Brano proposto:
Iolanda Gismondi
La testimonianza di un sogno realizzato da Salvatore Ricci, mio consorte,
produce ora, a distanza di anni, in me sensazioni bellissime di gioia insieme
alla convinzione che la perseveranza è foriera di affermazioni importanti.
A questo punto si misura il coraggio e la volontà di un uomo che fieramente
ha voluto realizzarsi nel campo tecnologico-culturale raccogliendo e studiando
attentamente e pazientemente infinite macchine di grossi orologi da realizzare
un eccezionale Museo. Sposata nel luglio 1959, giunta a San Marco dei Cavoti da Cerreto Sannita, il mio paese natio, sprovveduta di cultura meccanica e solo in possesso di una modestissima cultura umanistica bastante all’insegnamento nella scuola primaria mi dissi: “Sarò capace di coniugare letteratura e meccanica? Forse si, col tempo. Senza profferire parola né a parenti né ad amici si andava avanti tra ruggine e incomprensioni”.

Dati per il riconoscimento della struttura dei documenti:

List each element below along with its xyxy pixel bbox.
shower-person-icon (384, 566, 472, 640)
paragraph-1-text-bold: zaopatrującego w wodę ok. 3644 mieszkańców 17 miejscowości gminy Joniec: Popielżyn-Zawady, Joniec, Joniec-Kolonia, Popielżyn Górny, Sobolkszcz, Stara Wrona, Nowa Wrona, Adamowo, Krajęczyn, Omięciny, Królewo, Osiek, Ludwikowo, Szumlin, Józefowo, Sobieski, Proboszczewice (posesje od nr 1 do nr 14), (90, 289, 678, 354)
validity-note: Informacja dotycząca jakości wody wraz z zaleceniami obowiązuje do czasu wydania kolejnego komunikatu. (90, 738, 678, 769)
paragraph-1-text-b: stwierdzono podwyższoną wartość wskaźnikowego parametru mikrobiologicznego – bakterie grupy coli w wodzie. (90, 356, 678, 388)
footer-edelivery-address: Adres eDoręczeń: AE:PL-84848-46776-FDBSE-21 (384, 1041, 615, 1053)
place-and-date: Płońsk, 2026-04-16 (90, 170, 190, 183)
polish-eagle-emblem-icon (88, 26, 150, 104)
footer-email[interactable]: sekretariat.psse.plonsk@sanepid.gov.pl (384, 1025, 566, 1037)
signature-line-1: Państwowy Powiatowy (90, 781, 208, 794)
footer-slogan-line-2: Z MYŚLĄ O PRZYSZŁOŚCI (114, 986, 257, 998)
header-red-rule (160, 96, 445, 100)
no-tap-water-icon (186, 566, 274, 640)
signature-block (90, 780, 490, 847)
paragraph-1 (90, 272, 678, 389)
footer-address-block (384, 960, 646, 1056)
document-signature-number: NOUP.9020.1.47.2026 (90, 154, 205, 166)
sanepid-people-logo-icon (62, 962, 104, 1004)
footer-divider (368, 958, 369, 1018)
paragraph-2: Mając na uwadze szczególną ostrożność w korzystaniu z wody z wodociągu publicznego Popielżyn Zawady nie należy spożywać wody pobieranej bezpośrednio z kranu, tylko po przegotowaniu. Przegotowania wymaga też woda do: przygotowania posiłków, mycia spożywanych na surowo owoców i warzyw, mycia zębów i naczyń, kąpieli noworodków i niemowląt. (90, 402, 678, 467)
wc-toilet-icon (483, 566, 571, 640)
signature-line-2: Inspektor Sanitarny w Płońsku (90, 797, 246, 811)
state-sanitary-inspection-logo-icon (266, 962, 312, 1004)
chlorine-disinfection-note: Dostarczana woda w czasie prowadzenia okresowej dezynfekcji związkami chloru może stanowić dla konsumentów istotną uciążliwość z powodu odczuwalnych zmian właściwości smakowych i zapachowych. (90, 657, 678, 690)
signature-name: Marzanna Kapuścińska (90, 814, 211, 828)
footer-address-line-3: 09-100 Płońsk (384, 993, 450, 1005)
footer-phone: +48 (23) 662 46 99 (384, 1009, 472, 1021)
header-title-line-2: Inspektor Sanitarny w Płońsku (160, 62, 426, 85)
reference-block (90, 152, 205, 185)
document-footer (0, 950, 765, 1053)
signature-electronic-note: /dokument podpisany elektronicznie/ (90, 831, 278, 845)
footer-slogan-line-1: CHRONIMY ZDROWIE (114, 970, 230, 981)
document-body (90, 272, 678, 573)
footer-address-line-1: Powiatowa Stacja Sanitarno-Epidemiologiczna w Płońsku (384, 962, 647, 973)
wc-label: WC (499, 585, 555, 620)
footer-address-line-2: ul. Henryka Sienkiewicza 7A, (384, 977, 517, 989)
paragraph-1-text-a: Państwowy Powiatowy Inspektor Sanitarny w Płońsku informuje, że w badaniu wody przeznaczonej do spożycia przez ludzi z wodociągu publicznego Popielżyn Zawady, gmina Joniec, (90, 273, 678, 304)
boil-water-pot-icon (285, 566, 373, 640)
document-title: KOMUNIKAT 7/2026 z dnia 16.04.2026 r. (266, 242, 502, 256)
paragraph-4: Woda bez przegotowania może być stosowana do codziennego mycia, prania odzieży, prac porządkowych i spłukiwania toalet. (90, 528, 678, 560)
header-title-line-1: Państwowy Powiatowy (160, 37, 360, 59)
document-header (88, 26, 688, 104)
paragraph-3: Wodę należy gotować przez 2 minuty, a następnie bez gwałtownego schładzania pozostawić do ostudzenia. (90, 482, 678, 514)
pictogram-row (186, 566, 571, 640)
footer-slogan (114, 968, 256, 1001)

Compito A: Ricopia il passo della testimonianza che si apre con le parole contenenti "Iolanda Gismondi" e si chiude con "di affermazioni importanti.".
Compito B: In quale mese e in quale anno si è sposata l'autrice della testimonianza?
Compito C: Quali avverbi terminanti in -mente compaiono nella testimonianza?

Risposta finale A:
Iolanda Gismondi
La testimonianza di un sogno realizzato da Salvatore Ricci, mio consorte,
produce ora, a distanza di anni, in me sensazioni bellissime di gioia insieme
alla convinzione che la perseveranza è foriera di affermazioni importanti.

Risposta finale B: Nel luglio 1959.

Risposta finale C: fieramente, attentamente, pazientemente